Give back the full listing verbatim, apart from its images.

* begin Data extract *

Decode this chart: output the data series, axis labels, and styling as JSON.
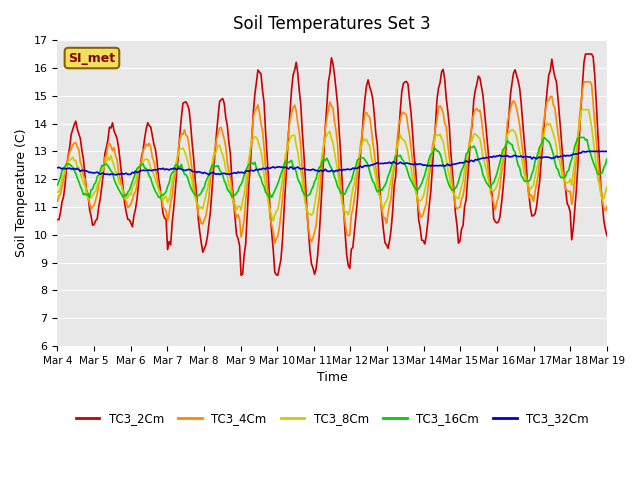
{
  "title": "Soil Temperatures Set 3",
  "xlabel": "Time",
  "ylabel": "Soil Temperature (C)",
  "ylim": [
    6.0,
    17.0
  ],
  "yticks": [
    6.0,
    7.0,
    8.0,
    9.0,
    10.0,
    11.0,
    12.0,
    13.0,
    14.0,
    15.0,
    16.0,
    17.0
  ],
  "annotation": "SI_met",
  "plot_bg": "#e8e8e8",
  "fig_bg": "#ffffff",
  "grid_color": "#ffffff",
  "colors": {
    "TC3_2Cm": "#cc0000",
    "TC3_4Cm": "#ff8800",
    "TC3_8Cm": "#cccc00",
    "TC3_16Cm": "#00cc00",
    "TC3_32Cm": "#0000cc"
  },
  "legend_labels": [
    "TC3_2Cm",
    "TC3_4Cm",
    "TC3_8Cm",
    "TC3_16Cm",
    "TC3_32Cm"
  ],
  "xtick_labels": [
    "Mar 4",
    "Mar 5",
    "Mar 6",
    "Mar 7",
    "Mar 8",
    "Mar 9",
    "Mar 10",
    "Mar 11",
    "Mar 12",
    "Mar 13",
    "Mar 14",
    "Mar 15",
    "Mar 16",
    "Mar 17",
    "Mar 18",
    "Mar 19"
  ],
  "n_days": 15,
  "points_per_day": 24
}
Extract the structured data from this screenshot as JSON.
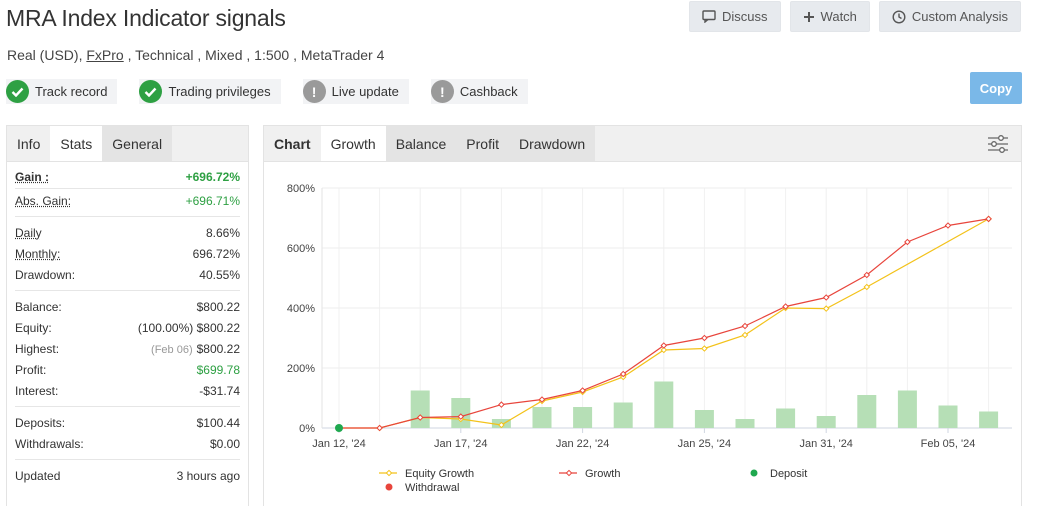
{
  "header": {
    "title": "MRA Index Indicator signals",
    "subtitle_prefix": "Real (USD), ",
    "broker": "FxPro",
    "subtitle_suffix": " , Technical , Mixed , 1:500 , MetaTrader 4"
  },
  "top_buttons": {
    "discuss": "Discuss",
    "watch": "Watch",
    "custom_analysis": "Custom Analysis"
  },
  "badges": [
    {
      "label": "Track record",
      "status": "ok"
    },
    {
      "label": "Trading privileges",
      "status": "ok"
    },
    {
      "label": "Live update",
      "status": "warn"
    },
    {
      "label": "Cashback",
      "status": "warn"
    }
  ],
  "copy_label": "Copy",
  "stats_tabs": [
    "Info",
    "Stats",
    "General"
  ],
  "stats": {
    "gain_label": "Gain :",
    "gain": "+696.72%",
    "abs_gain_label": "Abs. Gain:",
    "abs_gain": "+696.71%",
    "daily_label": "Daily",
    "daily": "8.66%",
    "monthly_label": "Monthly:",
    "monthly": "696.72%",
    "drawdown_label": "Drawdown:",
    "drawdown": "40.55%",
    "balance_label": "Balance:",
    "balance": "$800.22",
    "equity_label": "Equity:",
    "equity_pct": "(100.00%)",
    "equity": "$800.22",
    "highest_label": "Highest:",
    "highest_date": "(Feb 06)",
    "highest": "$800.22",
    "profit_label": "Profit:",
    "profit": "$699.78",
    "interest_label": "Interest:",
    "interest": "-$31.74",
    "deposits_label": "Deposits:",
    "deposits": "$100.44",
    "withdrawals_label": "Withdrawals:",
    "withdrawals": "$0.00",
    "updated_label": "Updated",
    "updated": "3 hours ago"
  },
  "chart_tabs": [
    "Chart",
    "Growth",
    "Balance",
    "Profit",
    "Drawdown"
  ],
  "colors": {
    "growth": "#e8453c",
    "equity": "#f3c21a",
    "deposit": "#1fa84f",
    "withdrawal": "#e8453c",
    "bars": "#b6dfb6",
    "accent_green": "#2ea043"
  },
  "chart_data": {
    "type": "line",
    "y_ticks": [
      "0%",
      "200%",
      "400%",
      "600%",
      "800%"
    ],
    "ylim": [
      0,
      800
    ],
    "x_tick_labels": [
      "Jan 12, '24",
      "Jan 17, '24",
      "Jan 22, '24",
      "Jan 25, '24",
      "Jan 31, '24",
      "Feb 05, '24"
    ],
    "x_tick_index": [
      0,
      3,
      6,
      9,
      12,
      15
    ],
    "series": [
      {
        "name": "Growth",
        "values": [
          0,
          0,
          35,
          38,
          78,
          95,
          125,
          180,
          275,
          300,
          340,
          405,
          435,
          510,
          620,
          675,
          697
        ]
      },
      {
        "name": "Equity Growth",
        "values": [
          0,
          0,
          35,
          30,
          10,
          90,
          120,
          170,
          260,
          265,
          310,
          400,
          398,
          470,
          null,
          null,
          697
        ]
      }
    ],
    "bars": [
      0,
      0,
      125,
      100,
      30,
      70,
      70,
      85,
      155,
      60,
      30,
      65,
      40,
      110,
      125,
      75,
      55
    ],
    "deposit_index": 0,
    "legend": [
      "Equity Growth",
      "Growth",
      "Deposit",
      "Withdrawal"
    ]
  }
}
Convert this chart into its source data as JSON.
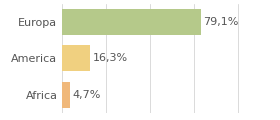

* end Data extract *

**Correct result:**
Decode this chart: output the data series, axis labels, and styling as JSON.
{
  "title": "Soil Temperatures Set 3",
  "xlabel": "Time",
  "ylabel": "Soil Temperature (C)",
  "ylim": [
    6.0,
    17.0
  ],
  "yticks": [
    6.0,
    7.0,
    8.0,
    9.0,
    10.0,
    11.0,
    12.0,
    13.0,
    14.0,
    15.0,
    16.0,
    17.0
  ],
  "annotation": "SI_met",
  "plot_bg": "#e8e8e8",
  "fig_bg": "#ffffff",
  "grid_color": "#ffffff",
  "colors": {
    "TC3_2Cm": "#cc0000",
    "TC3_4Cm": "#ff8800",
    "TC3_8Cm": "#cccc00",
    "TC3_16Cm": "#00cc00",
    "TC3_32Cm": "#0000cc"
  },
  "legend_labels": [
    "TC3_2Cm",
    "TC3_4Cm",
    "TC3_8Cm",
    "TC3_16Cm",
    "TC3_32Cm"
  ],
  "xtick_labels": [
    "Mar 4",
    "Mar 5",
    "Mar 6",
    "Mar 7",
    "Mar 8",
    "Mar 9",
    "Mar 10",
    "Mar 11",
    "Mar 12",
    "Mar 13",
    "Mar 14",
    "Mar 15",
    "Mar 16",
    "Mar 17",
    "Mar 18",
    "Mar 19"
  ],
  "n_days": 15,
  "points_per_day": 24
}
Extract the structured data from this screenshot as JSON.
{
  "header": {
    "title": "MRA Index Indicator signals",
    "subtitle_prefix": "Real (USD), ",
    "broker": "FxPro",
    "subtitle_suffix": " , Technical , Mixed , 1:500 , MetaTrader 4"
  },
  "top_buttons": {
    "discuss": "Discuss",
    "watch": "Watch",
    "custom_analysis": "Custom Analysis"
  },
  "badges": [
    {
      "label": "Track record",
      "status": "ok"
    },
    {
      "label": "Trading privileges",
      "status": "ok"
    },
    {
      "label": "Live update",
      "status": "warn"
    },
    {
      "label": "Cashback",
      "status": "warn"
    }
  ],
  "copy_label": "Copy",
  "stats_tabs": [
    "Info",
    "Stats",
    "General"
  ],
  "stats": {
    "gain_label": "Gain :",
    "gain": "+696.72%",
    "abs_gain_label": "Abs. Gain:",
    "abs_gain": "+696.71%",
    "daily_label": "Daily",
    "daily": "8.66%",
    "monthly_label": "Monthly:",
    "monthly": "696.72%",
    "drawdown_label": "Drawdown:",
    "drawdown": "40.55%",
    "balance_label": "Balance:",
    "balance": "$800.22",
    "equity_label": "Equity:",
    "equity_pct": "(100.00%)",
    "equity": "$800.22",
    "highest_label": "Highest:",
    "highest_date": "(Feb 06)",
    "highest": "$800.22",
    "profit_label": "Profit:",
    "profit": "$699.78",
    "interest_label": "Interest:",
    "interest": "-$31.74",
    "deposits_label": "Deposits:",
    "deposits": "$100.44",
    "withdrawals_label": "Withdrawals:",
    "withdrawals": "$0.00",
    "updated_label": "Updated",
    "updated": "3 hours ago"
  },
  "chart_tabs": [
    "Chart",
    "Growth",
    "Balance",
    "Profit",
    "Drawdown"
  ],
  "colors": {
    "growth": "#e8453c",
    "equity": "#f3c21a",
    "deposit": "#1fa84f",
    "withdrawal": "#e8453c",
    "bars": "#b6dfb6",
    "accent_green": "#2ea043"
  },
  "chart_data": {
    "type": "line",
    "y_ticks": [
      "0%",
      "200%",
      "400%",
      "600%",
      "800%"
    ],
    "ylim": [
      0,
      800
    ],
    "x_tick_labels": [
      "Jan 12, '24",
      "Jan 17, '24",
      "Jan 22, '24",
      "Jan 25, '24",
      "Jan 31, '24",
      "Feb 05, '24"
    ],
    "x_tick_index": [
      0,
      3,
      6,
      9,
      12,
      15
    ],
    "series": [
      {
        "name": "Growth",
        "values": [
          0,
          0,
          35,
          38,
          78,
          95,
          125,
          180,
          275,
          300,
          340,
          405,
          435,
          510,
          620,
          675,
          697
        ]
      },
      {
        "name": "Equity Growth",
        "values": [
          0,
          0,
          35,
          30,
          10,
          90,
          120,
          170,
          260,
          265,
          310,
          400,
          398,
          470,
          null,
          null,
          697
        ]
      }
    ],
    "bars": [
      0,
      0,
      125,
      100,
      30,
      70,
      70,
      85,
      155,
      60,
      30,
      65,
      40,
      110,
      125,
      75,
      55
    ],
    "deposit_index": 0,
    "legend": [
      "Equity Growth",
      "Growth",
      "Deposit",
      "Withdrawal"
    ]
  }
}
Convert this chart into its source data as JSON.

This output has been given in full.